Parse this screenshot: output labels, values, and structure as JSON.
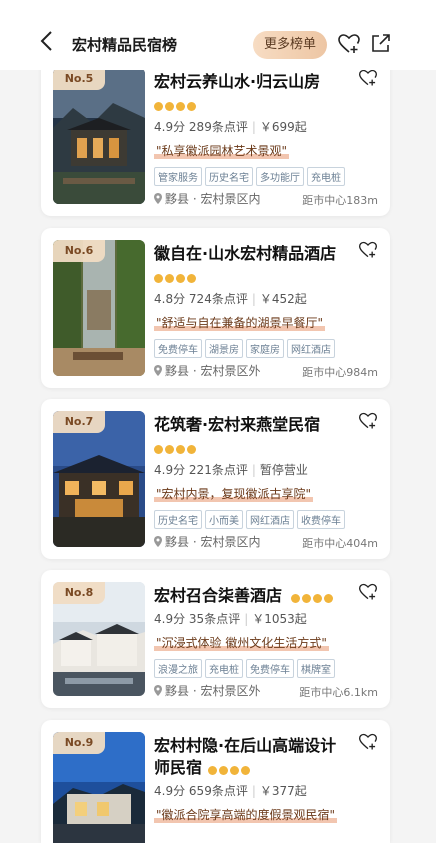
{
  "header": {
    "title": "宏村精品民宿榜",
    "more_button": "更多榜单"
  },
  "icons": {
    "back": "chevron-left-icon",
    "heart": "heart-plus-icon",
    "share": "share-icon",
    "pin": "location-pin-icon"
  },
  "colors": {
    "accent_star": "#f1b43a",
    "badge_bg": "#f0dcc3",
    "more_button_bg": "#edc6a4",
    "tag_border": "#c8d3dd",
    "quote_highlight": "#e8966e"
  },
  "cards": [
    {
      "rank": "No.5",
      "name": "宏村云养山水·归云山房",
      "stars": 4,
      "rating": "4.9分",
      "reviews": "289条点评",
      "price": "￥699起",
      "quote": "\"私享徽派园林艺术景观\"",
      "tags": [
        "管家服务",
        "历史名宅",
        "多功能厅",
        "充电桩"
      ],
      "county": "黟县",
      "area": "宏村景区内",
      "distance": "距市中心183m"
    },
    {
      "rank": "No.6",
      "name": "徽自在·山水宏村精品酒店",
      "stars": 4,
      "rating": "4.8分",
      "reviews": "724条点评",
      "price": "￥452起",
      "quote": "\"舒适与自在兼备的湖景早餐厅\"",
      "tags": [
        "免费停车",
        "湖景房",
        "家庭房",
        "网红酒店"
      ],
      "county": "黟县",
      "area": "宏村景区外",
      "distance": "距市中心984m"
    },
    {
      "rank": "No.7",
      "name": "花筑奢·宏村来燕堂民宿",
      "stars": 4,
      "rating": "4.9分",
      "reviews": "221条点评",
      "price": "暂停营业",
      "quote": "\"宏村内景，复现徽派古享院\"",
      "tags": [
        "历史名宅",
        "小而美",
        "网红酒店",
        "收费停车"
      ],
      "county": "黟县",
      "area": "宏村景区内",
      "distance": "距市中心404m"
    },
    {
      "rank": "No.8",
      "name": "宏村召合柒善酒店",
      "stars": 4,
      "rating": "4.9分",
      "reviews": "35条点评",
      "price": "￥1053起",
      "quote": "\"沉浸式体验 徽州文化生活方式\"",
      "tags": [
        "浪漫之旅",
        "充电桩",
        "免费停车",
        "棋牌室"
      ],
      "county": "黟县",
      "area": "宏村景区外",
      "distance": "距市中心6.1km"
    },
    {
      "rank": "No.9",
      "name_line1": "宏村村隐·在后山高端设计",
      "name_line2": "师民宿",
      "stars": 4,
      "rating": "4.9分",
      "reviews": "659条点评",
      "price": "￥377起",
      "quote": "\"徽派合院享高端的度假景观民宿\""
    }
  ]
}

◆ ◆ ◆ ◆ ◆ ◆ ◆

Write out each line again precisely as it appears, skipping every picture.

Parse this screenshot: output labels, values, and structure as JSON.
{
  "header": {
    "title": "宏村精品民宿榜",
    "more_button": "更多榜单"
  },
  "icons": {
    "back": "chevron-left-icon",
    "heart": "heart-plus-icon",
    "share": "share-icon",
    "pin": "location-pin-icon"
  },
  "colors": {
    "accent_star": "#f1b43a",
    "badge_bg": "#f0dcc3",
    "more_button_bg": "#edc6a4",
    "tag_border": "#c8d3dd",
    "quote_highlight": "#e8966e"
  },
  "cards": [
    {
      "rank": "No.5",
      "name": "宏村云养山水·归云山房",
      "stars": 4,
      "rating": "4.9分",
      "reviews": "289条点评",
      "price": "￥699起",
      "quote": "\"私享徽派园林艺术景观\"",
      "tags": [
        "管家服务",
        "历史名宅",
        "多功能厅",
        "充电桩"
      ],
      "county": "黟县",
      "area": "宏村景区内",
      "distance": "距市中心183m"
    },
    {
      "rank": "No.6",
      "name": "徽自在·山水宏村精品酒店",
      "stars": 4,
      "rating": "4.8分",
      "reviews": "724条点评",
      "price": "￥452起",
      "quote": "\"舒适与自在兼备的湖景早餐厅\"",
      "tags": [
        "免费停车",
        "湖景房",
        "家庭房",
        "网红酒店"
      ],
      "county": "黟县",
      "area": "宏村景区外",
      "distance": "距市中心984m"
    },
    {
      "rank": "No.7",
      "name": "花筑奢·宏村来燕堂民宿",
      "stars": 4,
      "rating": "4.9分",
      "reviews": "221条点评",
      "price": "暂停营业",
      "quote": "\"宏村内景，复现徽派古享院\"",
      "tags": [
        "历史名宅",
        "小而美",
        "网红酒店",
        "收费停车"
      ],
      "county": "黟县",
      "area": "宏村景区内",
      "distance": "距市中心404m"
    },
    {
      "rank": "No.8",
      "name": "宏村召合柒善酒店",
      "stars": 4,
      "rating": "4.9分",
      "reviews": "35条点评",
      "price": "￥1053起",
      "quote": "\"沉浸式体验 徽州文化生活方式\"",
      "tags": [
        "浪漫之旅",
        "充电桩",
        "免费停车",
        "棋牌室"
      ],
      "county": "黟县",
      "area": "宏村景区外",
      "distance": "距市中心6.1km"
    },
    {
      "rank": "No.9",
      "name_line1": "宏村村隐·在后山高端设计",
      "name_line2": "师民宿",
      "stars": 4,
      "rating": "4.9分",
      "reviews": "659条点评",
      "price": "￥377起",
      "quote": "\"徽派合院享高端的度假景观民宿\""
    }
  ]
}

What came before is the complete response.